### AIM
Repeat all the records exactly, omitting pictures.
---- DATA LINES
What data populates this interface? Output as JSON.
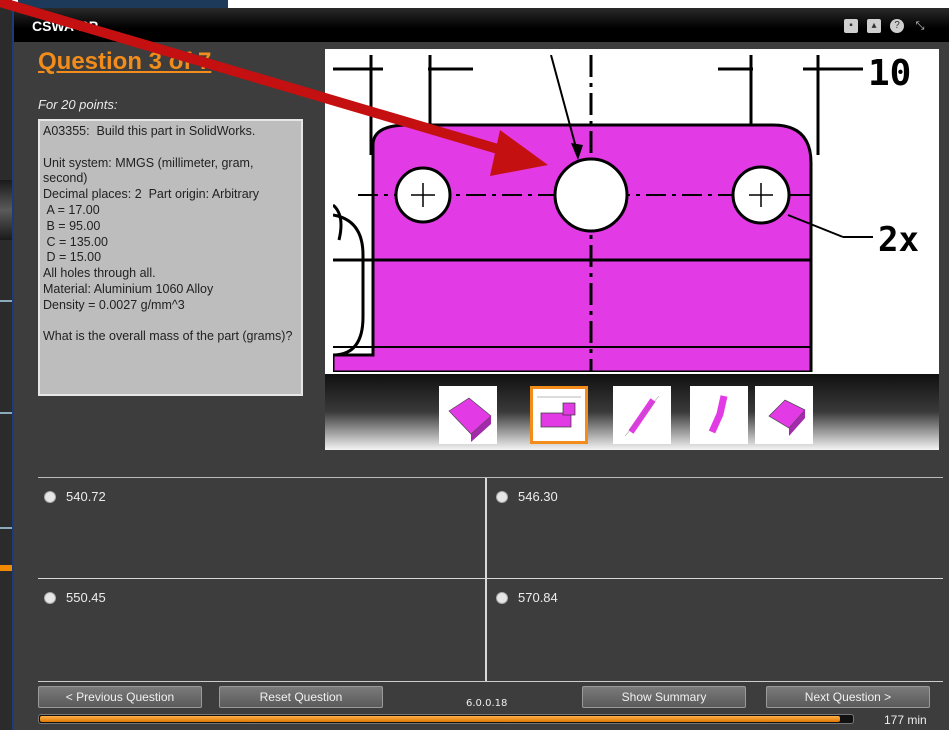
{
  "window": {
    "title": "CSWA-RP"
  },
  "titlebar_icons": [
    "print-icon",
    "home-icon",
    "help-icon",
    "collapse-icon"
  ],
  "question": {
    "heading": "Question 3 of 7",
    "points": "For 20 points:",
    "text": "A03355:  Build this part in SolidWorks.\n\nUnit system: MMGS (millimeter, gram, second)\nDecimal places: 2  Part origin: Arbitrary\n A = 17.00\n B = 95.00\n C = 135.00\n D = 15.00\nAll holes through all.\nMaterial: Aluminium 1060 Alloy\nDensity = 0.0027 g/mm^3\n\nWhat is the overall mass of the part (grams)?"
  },
  "drawing": {
    "dim_top_right": "10",
    "callout": "2x"
  },
  "thumbnails": {
    "count": 5,
    "selected_index": 1
  },
  "answers": [
    {
      "label": "540.72"
    },
    {
      "label": "546.30"
    },
    {
      "label": "550.45"
    },
    {
      "label": "570.84"
    }
  ],
  "nav": {
    "previous": "< Previous Question",
    "reset": "Reset Question",
    "version": "6.0.0.18",
    "summary": "Show Summary",
    "next": "Next Question >"
  },
  "timer": {
    "remaining": "177 min",
    "progress_fraction": 0.985
  },
  "colors": {
    "accent": "#f28c1a",
    "part": "#e23be6",
    "arrow": "#c41010"
  }
}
--------
### RESPONSE TO THIS EXERCISE
What data populates this interface? Output as JSON.
{
  "window": {
    "title": "CSWA-RP"
  },
  "titlebar_icons": [
    "print-icon",
    "home-icon",
    "help-icon",
    "collapse-icon"
  ],
  "question": {
    "heading": "Question 3 of 7",
    "points": "For 20 points:",
    "text": "A03355:  Build this part in SolidWorks.\n\nUnit system: MMGS (millimeter, gram, second)\nDecimal places: 2  Part origin: Arbitrary\n A = 17.00\n B = 95.00\n C = 135.00\n D = 15.00\nAll holes through all.\nMaterial: Aluminium 1060 Alloy\nDensity = 0.0027 g/mm^3\n\nWhat is the overall mass of the part (grams)?"
  },
  "drawing": {
    "dim_top_right": "10",
    "callout": "2x"
  },
  "thumbnails": {
    "count": 5,
    "selected_index": 1
  },
  "answers": [
    {
      "label": "540.72"
    },
    {
      "label": "546.30"
    },
    {
      "label": "550.45"
    },
    {
      "label": "570.84"
    }
  ],
  "nav": {
    "previous": "< Previous Question",
    "reset": "Reset Question",
    "version": "6.0.0.18",
    "summary": "Show Summary",
    "next": "Next Question >"
  },
  "timer": {
    "remaining": "177 min",
    "progress_fraction": 0.985
  },
  "colors": {
    "accent": "#f28c1a",
    "part": "#e23be6",
    "arrow": "#c41010"
  }
}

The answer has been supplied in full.